§ Exercise data
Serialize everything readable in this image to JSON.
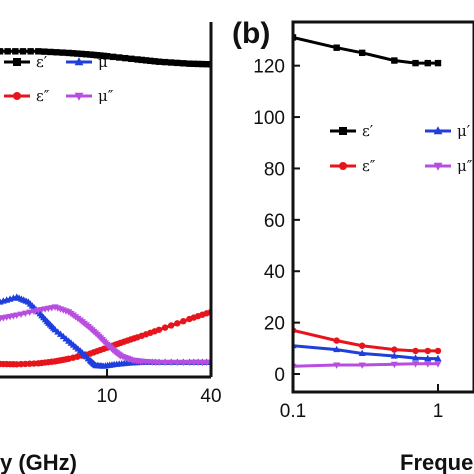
{
  "chart_data": [
    {
      "panel": "",
      "type": "line",
      "xscale": "log",
      "xlim_visible": [
        2.4,
        40
      ],
      "ylim_visible": [
        -3,
        106
      ],
      "xticks": [
        {
          "value": 10,
          "label": "10"
        },
        {
          "value": 40,
          "label": "40"
        }
      ],
      "xlabel": "y (GHz)",
      "legend": [
        {
          "name": "ε′",
          "color": "#000000",
          "marker": "square"
        },
        {
          "name": "μ′",
          "color": "#1f3fdc",
          "marker": "triangle-up"
        },
        {
          "name": "ε″",
          "color": "#e8141c",
          "marker": "circle"
        },
        {
          "name": "μ″",
          "color": "#b84ee0",
          "marker": "triangle-down"
        }
      ],
      "series": [
        {
          "name": "ε′",
          "color": "#000000",
          "marker": "square",
          "x": [
            2.4,
            4,
            6,
            8,
            10,
            15,
            20,
            30,
            40
          ],
          "y": [
            97,
            97,
            96.5,
            96,
            95.5,
            94.5,
            93.8,
            93.2,
            93
          ]
        },
        {
          "name": "ε″",
          "color": "#e8141c",
          "marker": "circle",
          "x": [
            2.4,
            3,
            4,
            5,
            6,
            8,
            10,
            12,
            15,
            20,
            30,
            40
          ],
          "y": [
            1,
            0.9,
            1.2,
            1.8,
            2.6,
            4.2,
            6,
            7.5,
            9.2,
            11.5,
            14.8,
            17
          ]
        },
        {
          "name": "μ′",
          "color": "#1f3fdc",
          "marker": "triangle-up",
          "x": [
            2.4,
            3,
            3.5,
            4,
            4.5,
            5,
            6,
            7,
            8,
            8.6,
            9.5,
            11,
            13,
            16,
            20,
            30,
            40
          ],
          "y": [
            20,
            21.5,
            20,
            17,
            14,
            11.5,
            8,
            5,
            2,
            0.5,
            0.3,
            0.8,
            1.2,
            1.5,
            1.5,
            1.5,
            1.5
          ]
        },
        {
          "name": "μ″",
          "color": "#b84ee0",
          "marker": "triangle-down",
          "x": [
            2.4,
            3,
            4,
            5,
            6,
            7,
            8,
            9,
            10,
            11,
            12,
            14,
            16,
            20,
            30,
            40
          ],
          "y": [
            15,
            16,
            17.5,
            18.5,
            17,
            14.5,
            12,
            9.5,
            7,
            5,
            3.5,
            2.2,
            1.8,
            1.5,
            1.5,
            1.5
          ]
        }
      ]
    },
    {
      "panel": "(b)",
      "type": "line",
      "xscale": "log",
      "xlim_visible": [
        0.1,
        1.1
      ],
      "ylim": [
        -7,
        137
      ],
      "yticks": [
        0,
        20,
        40,
        60,
        80,
        100,
        120
      ],
      "xticks": [
        {
          "value": 0.1,
          "label": "0.1"
        },
        {
          "value": 1,
          "label": "1"
        }
      ],
      "xlabel": "Freque",
      "legend": [
        {
          "name": "ε′",
          "color": "#000000",
          "marker": "square"
        },
        {
          "name": "μ′",
          "color": "#1f3fdc",
          "marker": "triangle-up"
        },
        {
          "name": "ε″",
          "color": "#e8141c",
          "marker": "circle"
        },
        {
          "name": "μ″",
          "color": "#b84ee0",
          "marker": "triangle-down"
        }
      ],
      "series": [
        {
          "name": "ε′",
          "color": "#000000",
          "marker": "square",
          "x": [
            0.1,
            0.2,
            0.3,
            0.5,
            0.7,
            0.85,
            1.0
          ],
          "y": [
            131,
            127,
            125,
            122,
            121,
            121,
            121
          ]
        },
        {
          "name": "ε″",
          "color": "#e8141c",
          "marker": "circle",
          "x": [
            0.1,
            0.2,
            0.3,
            0.5,
            0.7,
            0.85,
            1.0
          ],
          "y": [
            17,
            13,
            11,
            9.5,
            9,
            9,
            9
          ]
        },
        {
          "name": "μ′",
          "color": "#1f3fdc",
          "marker": "triangle-up",
          "x": [
            0.1,
            0.2,
            0.3,
            0.5,
            0.7,
            0.85,
            1.0
          ],
          "y": [
            11,
            9.5,
            8,
            7,
            6.2,
            6,
            6
          ]
        },
        {
          "name": "μ″",
          "color": "#b84ee0",
          "marker": "triangle-down",
          "x": [
            0.1,
            0.2,
            0.3,
            0.5,
            0.7,
            0.85,
            1.0
          ],
          "y": [
            3,
            3.5,
            3.5,
            3.8,
            4,
            4,
            4
          ]
        }
      ]
    }
  ]
}
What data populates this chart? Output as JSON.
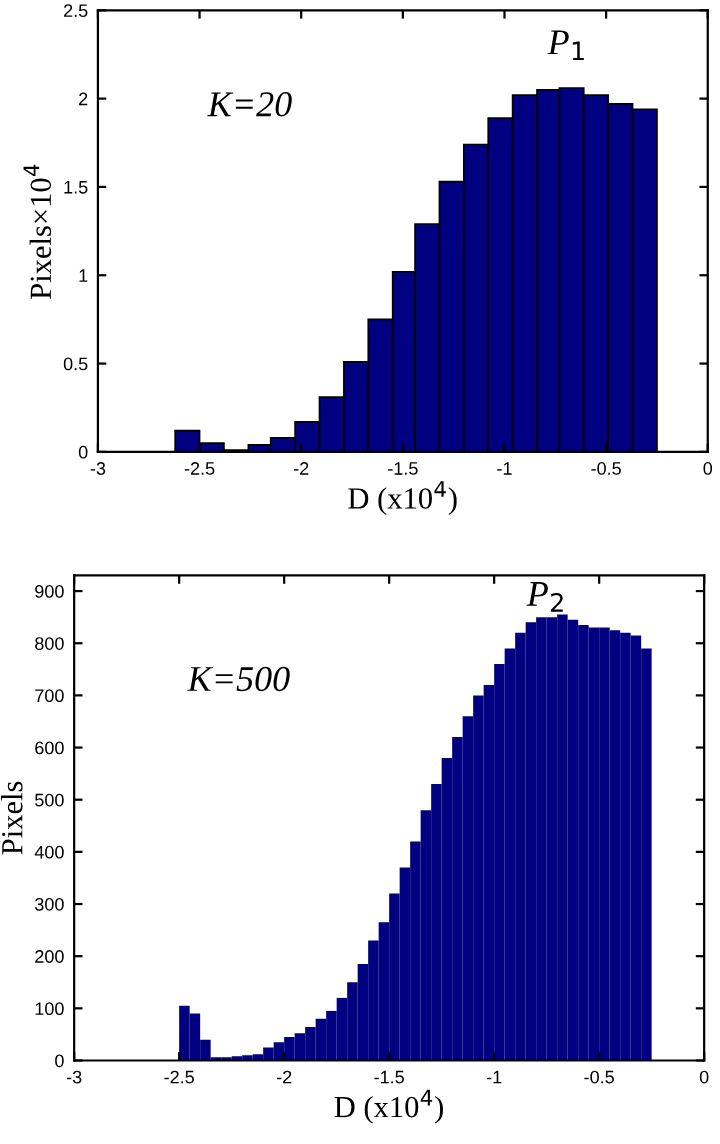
{
  "chart_data": [
    {
      "type": "histogram",
      "xlabel": "D (x10$^{4}$)",
      "ylabel": "Pixels×10$^{4}$",
      "color": "#000080",
      "bins": [
        -2.62,
        -2.5,
        -2.38,
        -2.26,
        -2.15,
        -2.03,
        -1.91,
        -1.79,
        -1.67,
        -1.55,
        -1.44,
        -1.32,
        -1.2,
        -1.08,
        -0.96,
        -0.84,
        -0.73,
        -0.61,
        -0.49,
        -0.37,
        -0.25
      ],
      "values": [
        0.12,
        0.05,
        0.01,
        0.04,
        0.08,
        0.17,
        0.31,
        0.51,
        0.75,
        1.02,
        1.29,
        1.53,
        1.74,
        1.89,
        2.02,
        2.05,
        2.06,
        2.02,
        1.97,
        1.94
      ],
      "xlim": [
        -3,
        0
      ],
      "xticks": [
        -3,
        -2.5,
        -2,
        -1.5,
        -1,
        -0.5,
        0
      ],
      "ylim": [
        0,
        2.5
      ],
      "yticks": [
        0,
        0.5,
        1,
        1.5,
        2,
        2.5
      ],
      "annotations": [
        "K=20",
        "P$_{1}$"
      ]
    },
    {
      "type": "histogram",
      "xlabel": "D (x10$^{4}$)",
      "ylabel": "Pixels",
      "color": "#000080",
      "bins": [
        -2.5,
        -2.45,
        -2.4,
        -2.35,
        -2.3,
        -2.25,
        -2.2,
        -2.15,
        -2.1,
        -2.05,
        -2.0,
        -1.95,
        -1.9,
        -1.85,
        -1.8,
        -1.75,
        -1.7,
        -1.65,
        -1.6,
        -1.55,
        -1.5,
        -1.45,
        -1.4,
        -1.35,
        -1.3,
        -1.25,
        -1.2,
        -1.15,
        -1.1,
        -1.05,
        -1.0,
        -0.95,
        -0.9,
        -0.85,
        -0.8,
        -0.75,
        -0.7,
        -0.65,
        -0.6,
        -0.55,
        -0.5,
        -0.45,
        -0.4,
        -0.35,
        -0.3,
        -0.25
      ],
      "values": [
        105,
        90,
        40,
        6,
        6,
        8,
        10,
        12,
        25,
        35,
        45,
        52,
        64,
        80,
        95,
        120,
        150,
        185,
        230,
        265,
        320,
        370,
        420,
        480,
        530,
        580,
        620,
        660,
        700,
        720,
        760,
        790,
        820,
        840,
        850,
        850,
        855,
        845,
        835,
        830,
        830,
        825,
        820,
        815,
        790
      ],
      "xlim": [
        -3,
        0
      ],
      "xticks": [
        -3,
        -2.5,
        -2,
        -1.5,
        -1,
        -0.5,
        0
      ],
      "ylim": [
        0,
        930
      ],
      "yticks": [
        0,
        100,
        200,
        300,
        400,
        500,
        600,
        700,
        800,
        900
      ],
      "annotations": [
        "K=500",
        "P$_{2}$"
      ]
    }
  ]
}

§ Requirement
Search the listing for the word "this". Copy every line in which it occurs.

§ Solution
Serialize everything readable in this image to JSON.
What data populates this chart? Output as JSON.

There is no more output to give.